[Stored entries]
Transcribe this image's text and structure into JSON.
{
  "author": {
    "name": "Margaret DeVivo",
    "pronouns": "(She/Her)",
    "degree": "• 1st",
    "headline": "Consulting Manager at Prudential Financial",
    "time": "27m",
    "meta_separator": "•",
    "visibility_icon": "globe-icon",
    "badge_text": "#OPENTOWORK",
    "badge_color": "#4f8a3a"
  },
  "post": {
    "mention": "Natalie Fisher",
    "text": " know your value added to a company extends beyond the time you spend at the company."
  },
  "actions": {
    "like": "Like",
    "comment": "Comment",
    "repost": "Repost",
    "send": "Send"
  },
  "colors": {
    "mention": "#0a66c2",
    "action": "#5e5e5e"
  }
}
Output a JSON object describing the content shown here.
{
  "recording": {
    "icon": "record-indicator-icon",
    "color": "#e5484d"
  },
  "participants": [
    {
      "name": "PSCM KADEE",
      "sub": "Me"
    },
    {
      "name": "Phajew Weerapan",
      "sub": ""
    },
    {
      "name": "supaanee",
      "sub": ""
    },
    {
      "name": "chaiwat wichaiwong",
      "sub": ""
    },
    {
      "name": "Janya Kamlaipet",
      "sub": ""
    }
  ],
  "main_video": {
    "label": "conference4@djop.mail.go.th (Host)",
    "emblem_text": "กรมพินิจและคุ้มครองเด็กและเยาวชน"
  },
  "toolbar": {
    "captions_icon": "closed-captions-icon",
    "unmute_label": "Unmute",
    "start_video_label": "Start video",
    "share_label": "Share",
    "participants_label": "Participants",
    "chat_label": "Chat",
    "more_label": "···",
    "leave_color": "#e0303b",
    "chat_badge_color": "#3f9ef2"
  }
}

What the task asks:
Output every line above without altering anything.

Answer to this exercise:
Transcribe this image's text and structure into JSON.
{
  "author": {
    "name": "Margaret DeVivo",
    "pronouns": "(She/Her)",
    "degree": "• 1st",
    "headline": "Consulting Manager at Prudential Financial",
    "time": "27m",
    "meta_separator": "•",
    "visibility_icon": "globe-icon",
    "badge_text": "#OPENTOWORK",
    "badge_color": "#4f8a3a"
  },
  "post": {
    "mention": "Natalie Fisher",
    "text": " know your value added to a company extends beyond the time you spend at the company."
  },
  "actions": {
    "like": "Like",
    "comment": "Comment",
    "repost": "Repost",
    "send": "Send"
  },
  "colors": {
    "mention": "#0a66c2",
    "action": "#5e5e5e"
  }
}
Output a JSON object describing the content shown here.
{
  "recording": {
    "icon": "record-indicator-icon",
    "color": "#e5484d"
  },
  "participants": [
    {
      "name": "PSCM KADEE",
      "sub": "Me"
    },
    {
      "name": "Phajew Weerapan",
      "sub": ""
    },
    {
      "name": "supaanee",
      "sub": ""
    },
    {
      "name": "chaiwat wichaiwong",
      "sub": ""
    },
    {
      "name": "Janya Kamlaipet",
      "sub": ""
    }
  ],
  "main_video": {
    "label": "conference4@djop.mail.go.th (Host)",
    "emblem_text": "กรมพินิจและคุ้มครองเด็กและเยาวชน"
  },
  "toolbar": {
    "captions_icon": "closed-captions-icon",
    "unmute_label": "Unmute",
    "start_video_label": "Start video",
    "share_label": "Share",
    "participants_label": "Participants",
    "chat_label": "Chat",
    "more_label": "···",
    "leave_color": "#e0303b",
    "chat_badge_color": "#3f9ef2"
  }
}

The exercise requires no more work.